■ **PROMPT**
Write the number of lines holding the word "labels", and nothing else.

--- Start DATASET ROWS ---

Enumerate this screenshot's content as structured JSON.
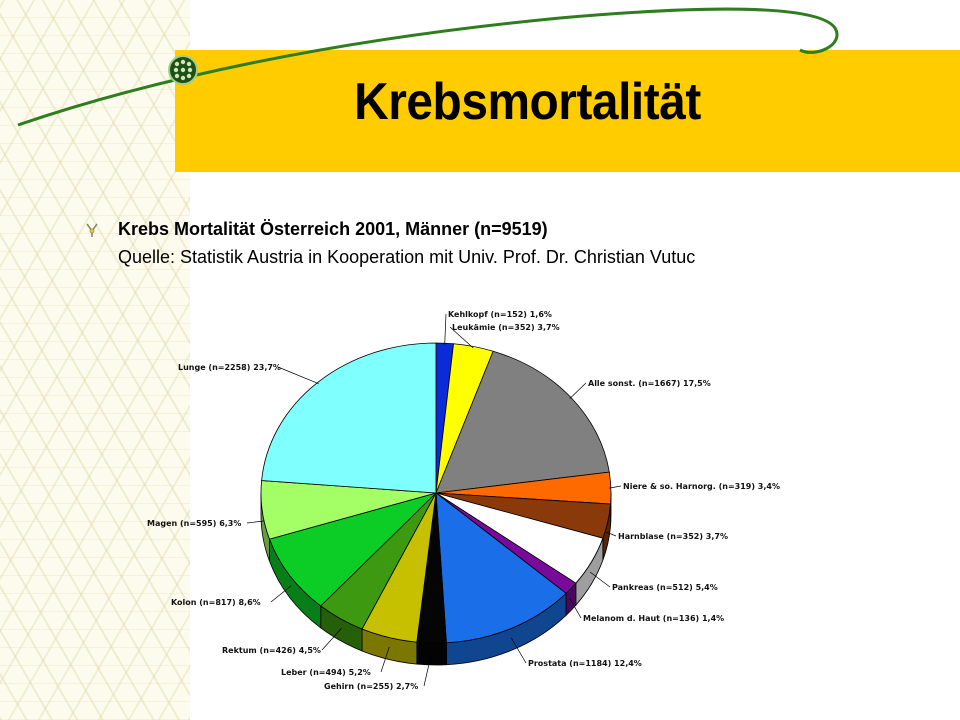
{
  "slide": {
    "title": "Krebsmortalität",
    "subtitle": "Krebs Mortalität Österreich 2001, Männer (n=9519)",
    "source": "Quelle: Statistik Austria in Kooperation mit Univ. Prof. Dr. Christian Vutuc"
  },
  "colors": {
    "banner": "#ffcc00",
    "swoosh": "#2e7d1e"
  },
  "chart_data": {
    "type": "pie",
    "title": "",
    "style": "3d",
    "slices": [
      {
        "label": "Kehlkopf (n=152) 1,6%",
        "value": 1.6,
        "color": "#0a2bd6"
      },
      {
        "label": "Leukämie (n=352) 3,7%",
        "value": 3.7,
        "color": "#ffff00"
      },
      {
        "label": "Alle sonst. (n=1667) 17,5%",
        "value": 17.5,
        "color": "#808080"
      },
      {
        "label": "Niere & so. Harnorg. (n=319) 3,4%",
        "value": 3.4,
        "color": "#ff6a00"
      },
      {
        "label": "Harnblase (n=352) 3,7%",
        "value": 3.7,
        "color": "#8a3a0a"
      },
      {
        "label": "Pankreas (n=512) 5,4%",
        "value": 5.4,
        "color": "#ffffff"
      },
      {
        "label": "Melanom d. Haut (n=136) 1,4%",
        "value": 1.4,
        "color": "#7a0a9a"
      },
      {
        "label": "Prostata (n=1184) 12,4%",
        "value": 12.4,
        "color": "#1a6fe8"
      },
      {
        "label": "Gehirn (n=255) 2,7%",
        "value": 2.7,
        "color": "#050505"
      },
      {
        "label": "Leber (n=494) 5,2%",
        "value": 5.2,
        "color": "#c6c000"
      },
      {
        "label": "Rektum (n=426) 4,5%",
        "value": 4.5,
        "color": "#3d9a10"
      },
      {
        "label": "Kolon (n=817) 8,6%",
        "value": 8.6,
        "color": "#0ccc26"
      },
      {
        "label": "Magen (n=595) 6,3%",
        "value": 6.3,
        "color": "#a4ff66"
      },
      {
        "label": "Lunge (n=2258) 23,7%",
        "value": 23.7,
        "color": "#80ffff"
      }
    ]
  }
}
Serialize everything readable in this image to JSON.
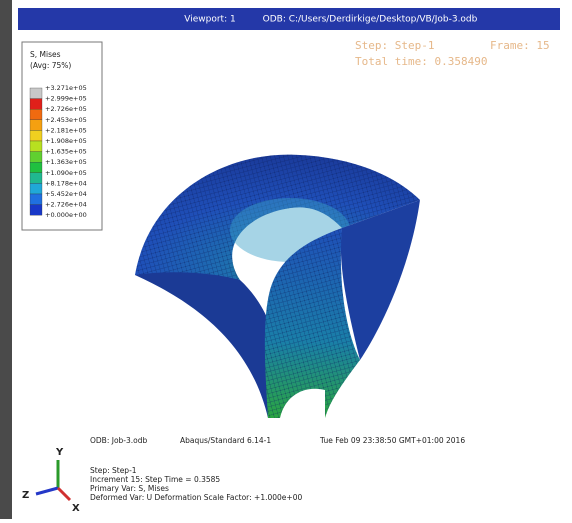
{
  "viewport": {
    "title": "Viewport: 1",
    "odb_path": "ODB: C:/Users/Derdirkige/Desktop/VB/Job-3.odb"
  },
  "status": {
    "step": "Step: Step-1",
    "frame": "Frame: 15",
    "total_time": "Total time: 0.358490"
  },
  "legend": {
    "title": "S, Mises",
    "subtitle": "(Avg: 75%)",
    "labels": [
      "+3.271e+05",
      "+2.999e+05",
      "+2.726e+05",
      "+2.453e+05",
      "+2.181e+05",
      "+1.908e+05",
      "+1.635e+05",
      "+1.363e+05",
      "+1.090e+05",
      "+8.178e+04",
      "+5.452e+04",
      "+2.726e+04",
      "+0.000e+00"
    ]
  },
  "info": {
    "odb": "ODB: Job-3.odb",
    "solver": "Abaqus/Standard 6.14-1",
    "date": "Tue Feb 09 23:38:50 GMT+01:00 2016",
    "step": "Step: Step-1",
    "increment": "Increment   15: Step Time =   0.3585",
    "primary_var": "Primary Var: S, Mises",
    "deformed_var": "Deformed Var: U   Deformation Scale Factor: +1.000e+00"
  },
  "triad": {
    "x": "X",
    "y": "Y",
    "z": "Z"
  }
}
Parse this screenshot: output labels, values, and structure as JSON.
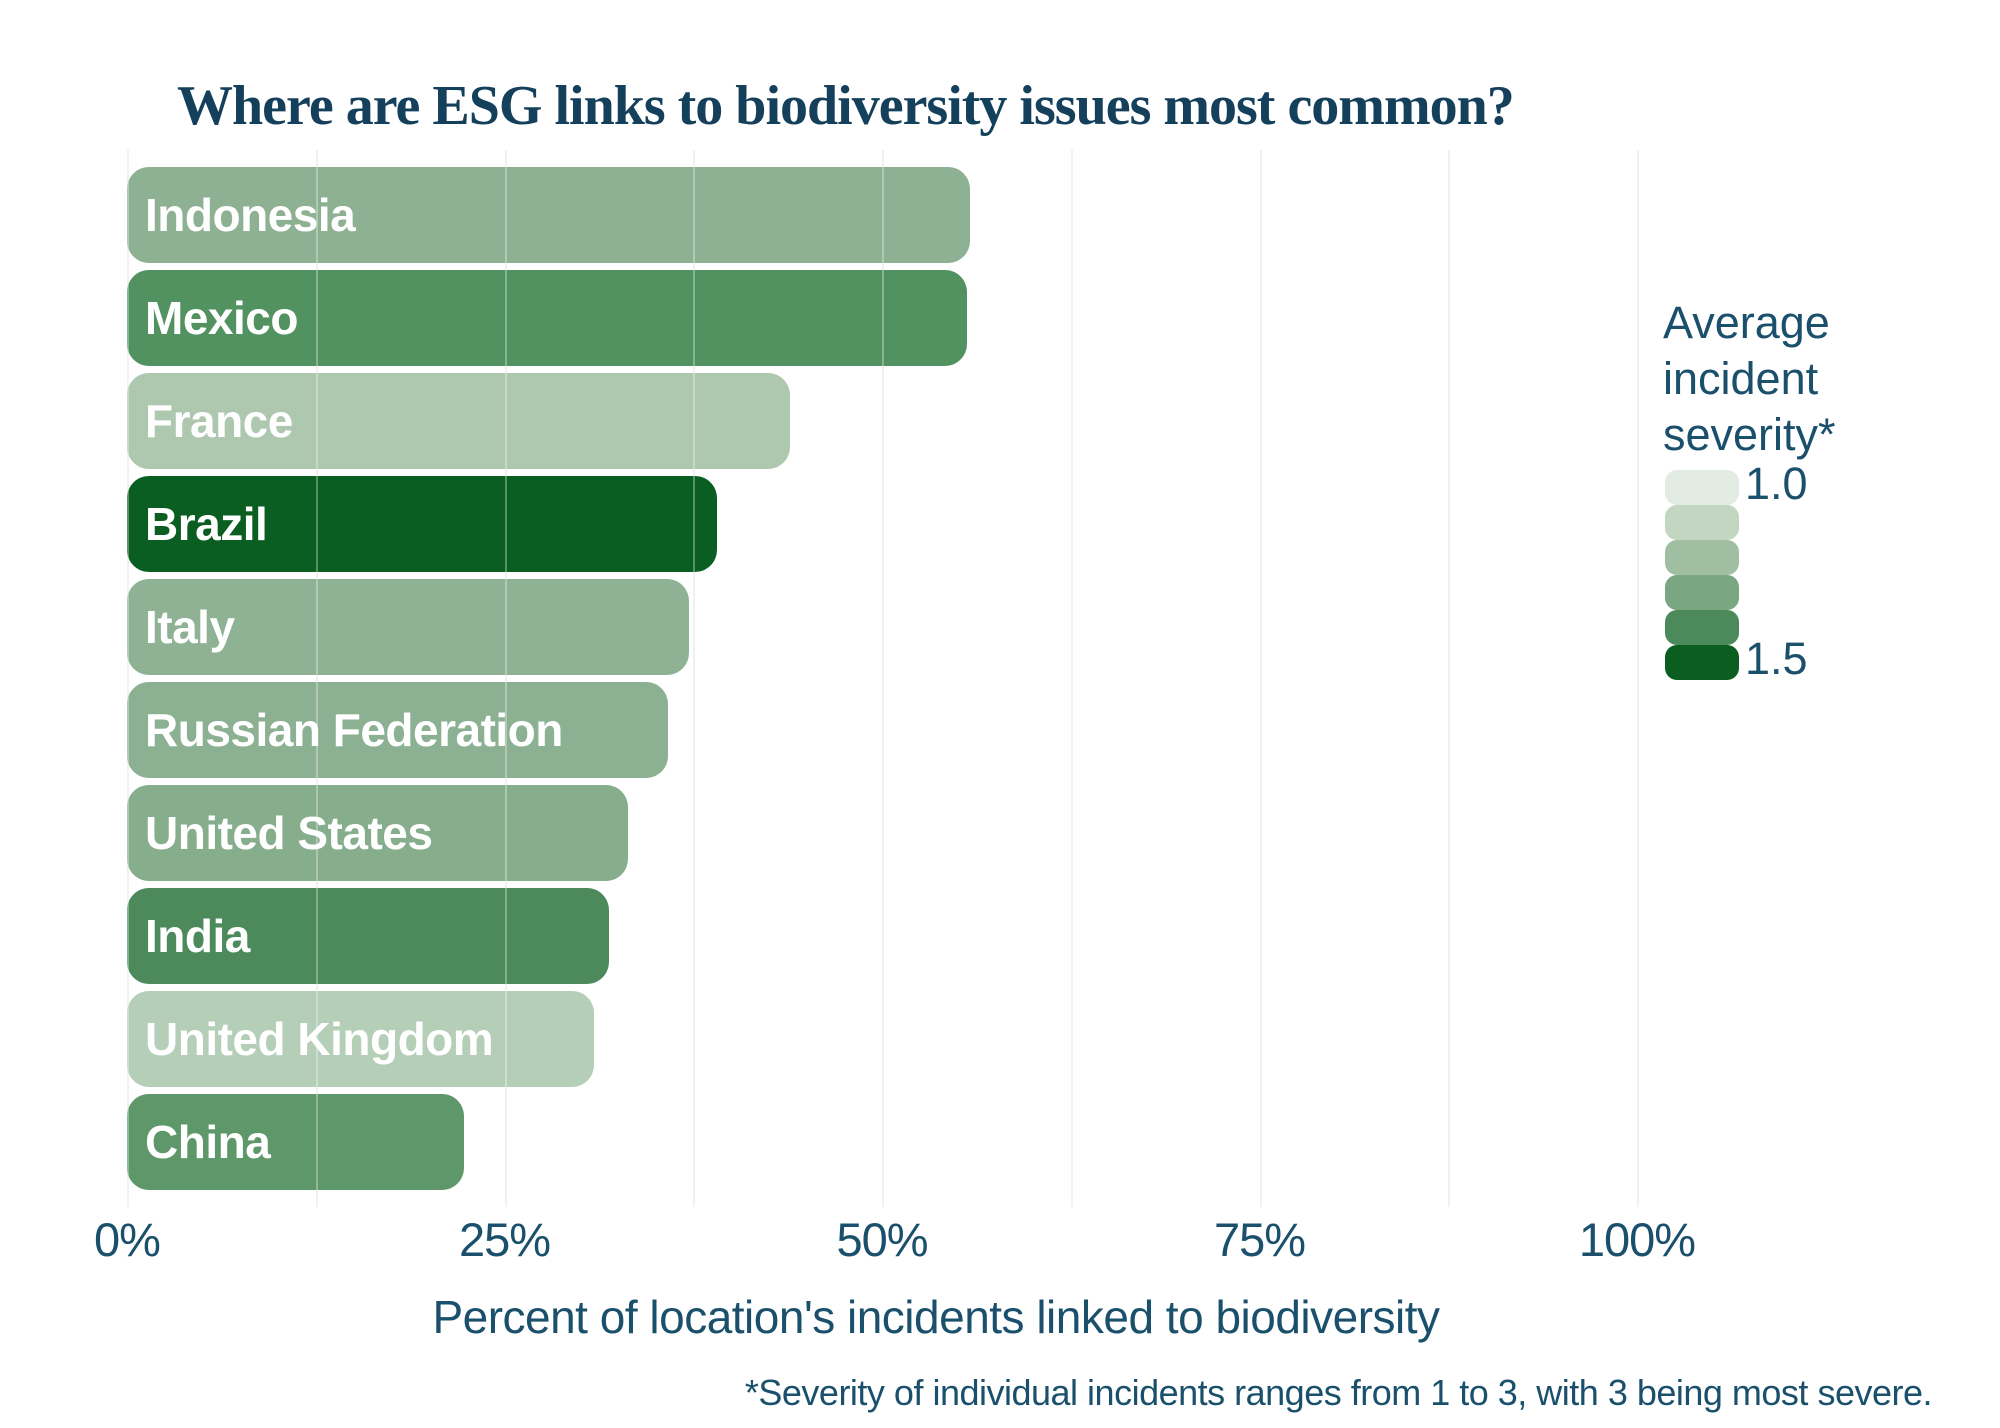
{
  "title": "Where are ESG links to biodiversity issues most common?",
  "chart_data": {
    "type": "bar",
    "orientation": "horizontal",
    "title": "Where are ESG links to biodiversity issues most common?",
    "categories": [
      "Indonesia",
      "Mexico",
      "France",
      "Brazil",
      "Italy",
      "Russian Federation",
      "United States",
      "India",
      "United Kingdom",
      "China"
    ],
    "values": [
      55.8,
      55.6,
      43.9,
      39.1,
      37.2,
      35.8,
      33.2,
      31.9,
      30.9,
      22.3
    ],
    "bar_colors": [
      "#8DB192",
      "#529160",
      "#AEC8B0",
      "#0B5E21",
      "#8FB294",
      "#8CB092",
      "#86AD8C",
      "#4C8A5B",
      "#B5CEB7",
      "#5E9769"
    ],
    "xlabel": "Percent of location's incidents linked to biodiversity",
    "x_ticks": [
      "0%",
      "25%",
      "50%",
      "75%",
      "100%"
    ],
    "x_tick_values": [
      0,
      25,
      50,
      75,
      100
    ],
    "xlim": [
      0,
      100
    ],
    "gridline_step_pct": 12.5,
    "grid": true,
    "legend_position": "right",
    "legend": {
      "title_lines": [
        "Average",
        "incident",
        "severity*"
      ],
      "min_label": "1.0",
      "max_label": "1.5",
      "swatch_colors": [
        "#E3ECE3",
        "#C2D6C2",
        "#A0BFA2",
        "#7AA782",
        "#4C8A5B",
        "#0B5E20"
      ]
    }
  },
  "footnote": "*Severity of individual incidents ranges from 1 to 3, with 3 being most severe.",
  "colors": {
    "title_text": "#14405C",
    "body_text": "#1A506C",
    "gridline": "#EAEAEA",
    "bar_label_text": "#FFFFFF",
    "background": "#FFFFFF"
  }
}
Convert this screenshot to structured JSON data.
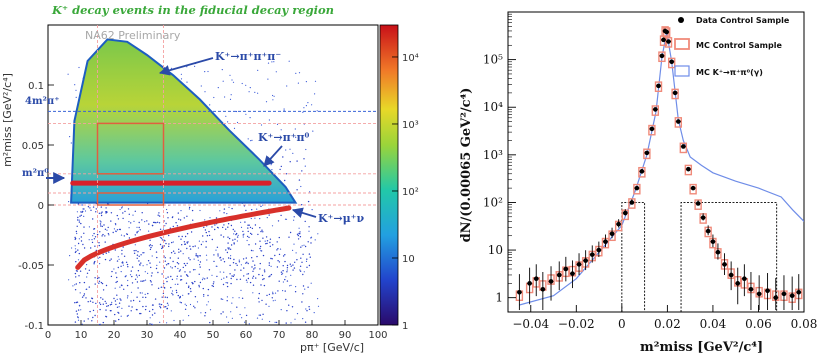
{
  "chart_data": [
    {
      "type": "heatmap",
      "title": "K⁺ decay events in the fiducial decay region",
      "watermark": "NA62 Preliminary",
      "xlabel": "pπ⁺ [GeV/c]",
      "ylabel": "m²miss [GeV²/c⁴]",
      "xlim": [
        0,
        100
      ],
      "ylim": [
        -0.1,
        0.15
      ],
      "xticks": [
        "0",
        "10",
        "20",
        "30",
        "40",
        "50",
        "60",
        "70",
        "80",
        "90",
        "100"
      ],
      "yticks": [
        "-0.1",
        "-0.05",
        "0",
        "0.05",
        "0.1"
      ],
      "colorbar": {
        "scale": "log",
        "range": [
          1,
          30000
        ],
        "ticks": [
          "1",
          "10",
          "10²",
          "10³",
          "10⁴"
        ]
      },
      "bands": [
        {
          "name": "K⁺→π⁺π⁺π⁻",
          "center": 0.0,
          "note": "kinematic triangle peaking near p=20 GeV/c, m²=0.13"
        },
        {
          "name": "K⁺→π⁺π⁰",
          "center": 0.0182
        },
        {
          "name": "K⁺→μ⁺ν",
          "note": "negative curved band from (10,-0.05) to (75,0)"
        }
      ],
      "annotations": [
        {
          "text": "K⁺→π⁺π⁺π⁻",
          "points_to": [
            38,
            0.115
          ]
        },
        {
          "text": "K⁺→π⁺π⁰",
          "points_to": [
            62,
            0.022
          ]
        },
        {
          "text": "K⁺→μ⁺ν",
          "points_to": [
            76,
            -0.002
          ]
        }
      ],
      "axis_markers": [
        {
          "label": "4m²π⁺",
          "y": 0.078
        },
        {
          "label": "m²π⁰",
          "y": 0.0182
        }
      ],
      "regions": [
        {
          "x": [
            15,
            35
          ],
          "y": [
            0.026,
            0.068
          ]
        },
        {
          "x": [
            15,
            35
          ],
          "y": [
            0.0,
            0.01
          ]
        }
      ],
      "dashed_lines_x": [
        15,
        35
      ],
      "dashed_lines_y": [
        0.0,
        0.01,
        0.026,
        0.068
      ]
    },
    {
      "type": "scatter",
      "xlabel": "m²miss [GeV²/c⁴]",
      "ylabel": "dN/(0.00065 GeV²/c⁴)",
      "xlim": [
        -0.05,
        0.08
      ],
      "ylim": [
        0.5,
        1000000
      ],
      "yscale": "log",
      "xticks": [
        "−0.04",
        "−0.02",
        "0",
        "0.02",
        "0.04",
        "0.06",
        "0.08"
      ],
      "yticks": [
        "1",
        "10",
        "10²",
        "10³",
        "10⁴",
        "10⁵"
      ],
      "legend": "top-right",
      "series": [
        {
          "name": "Data Control Sample",
          "style": "black-points",
          "x": [
            -0.045,
            -0.0405,
            -0.0376,
            -0.0347,
            -0.0311,
            -0.0275,
            -0.0246,
            -0.0217,
            -0.0188,
            -0.0159,
            -0.013,
            -0.0101,
            -0.0072,
            -0.0043,
            -0.0014,
            0.0015,
            0.0044,
            0.0066,
            0.0088,
            0.011,
            0.0132,
            0.0147,
            0.0161,
            0.0176,
            0.0183,
            0.019,
            0.0197,
            0.0205,
            0.0219,
            0.0234,
            0.0248,
            0.027,
            0.0292,
            0.0313,
            0.0335,
            0.0357,
            0.0379,
            0.04,
            0.0422,
            0.0451,
            0.048,
            0.0509,
            0.0538,
            0.0567,
            0.0603,
            0.064,
            0.0676,
            0.0712,
            0.0748,
            0.0777
          ],
          "y": [
            1.3,
            2,
            2.5,
            1.5,
            2.2,
            3,
            4,
            3.2,
            5,
            6,
            8,
            10,
            15,
            22,
            35,
            60,
            100,
            200,
            450,
            1100,
            3500,
            9000,
            28000,
            120000,
            260000,
            400000,
            380000,
            240000,
            90000,
            20000,
            5000,
            1500,
            500,
            200,
            95,
            48,
            25,
            15,
            9,
            5,
            3,
            2,
            2.5,
            1.5,
            1.2,
            1.4,
            1,
            1.2,
            1.1,
            1.3
          ]
        },
        {
          "name": "MC Control Sample",
          "style": "salmon-boxes",
          "x": [
            -0.045,
            -0.0405,
            -0.0376,
            -0.0347,
            -0.0311,
            -0.0275,
            -0.0246,
            -0.0217,
            -0.0188,
            -0.0159,
            -0.013,
            -0.0101,
            -0.0072,
            -0.0043,
            -0.0014,
            0.0015,
            0.0044,
            0.0066,
            0.0088,
            0.011,
            0.0132,
            0.0147,
            0.0161,
            0.0176,
            0.0183,
            0.019,
            0.0197,
            0.0205,
            0.0219,
            0.0234,
            0.0248,
            0.027,
            0.0292,
            0.0313,
            0.0335,
            0.0357,
            0.0379,
            0.04,
            0.0422,
            0.0451,
            0.048,
            0.0509,
            0.0538,
            0.0567,
            0.0603,
            0.064,
            0.0676,
            0.0712,
            0.0748,
            0.0777
          ],
          "y": [
            1.1,
            1.6,
            2.1,
            1.8,
            2.4,
            2.8,
            3.5,
            3.6,
            4.5,
            5.5,
            7.5,
            9.5,
            14,
            20,
            32,
            55,
            95,
            190,
            430,
            1050,
            3300,
            8500,
            27000,
            115000,
            250000,
            390000,
            370000,
            230000,
            85000,
            19000,
            4800,
            1400,
            480,
            190,
            90,
            46,
            24,
            14,
            8.5,
            5,
            3.2,
            2.2,
            2,
            1.6,
            1.3,
            1.2,
            1.1,
            1.1,
            1,
            1.2
          ]
        },
        {
          "name": "MC K⁺→π⁺π⁰(γ)",
          "style": "blue-line",
          "x": [
            -0.045,
            -0.03,
            -0.02,
            -0.01,
            0,
            0.006,
            0.011,
            0.015,
            0.0176,
            0.0197,
            0.0219,
            0.0248,
            0.027,
            0.03,
            0.035,
            0.04,
            0.05,
            0.06,
            0.07,
            0.075,
            0.08
          ],
          "y": [
            0.7,
            1.1,
            2.5,
            9,
            33,
            180,
            1000,
            8000,
            110000,
            380000,
            90000,
            5500,
            2000,
            900,
            600,
            420,
            280,
            200,
            130,
            70,
            40
          ]
        }
      ],
      "signal_regions": [
        {
          "x": [
            0.0,
            0.01
          ],
          "y_top": 100
        },
        {
          "x": [
            0.026,
            0.068
          ],
          "y_top": 100
        }
      ]
    }
  ]
}
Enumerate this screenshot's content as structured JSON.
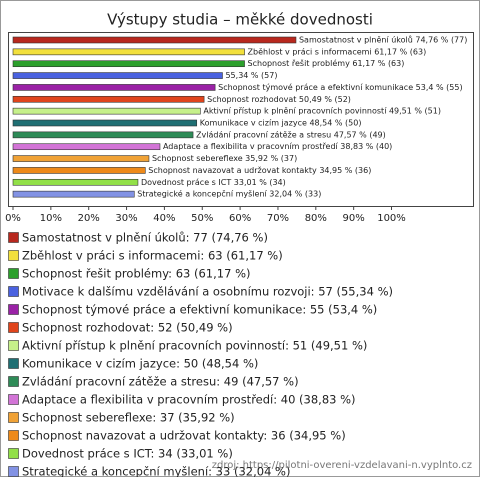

--- End DATASET ROWS ---

■ **TASK SOLUTION**
2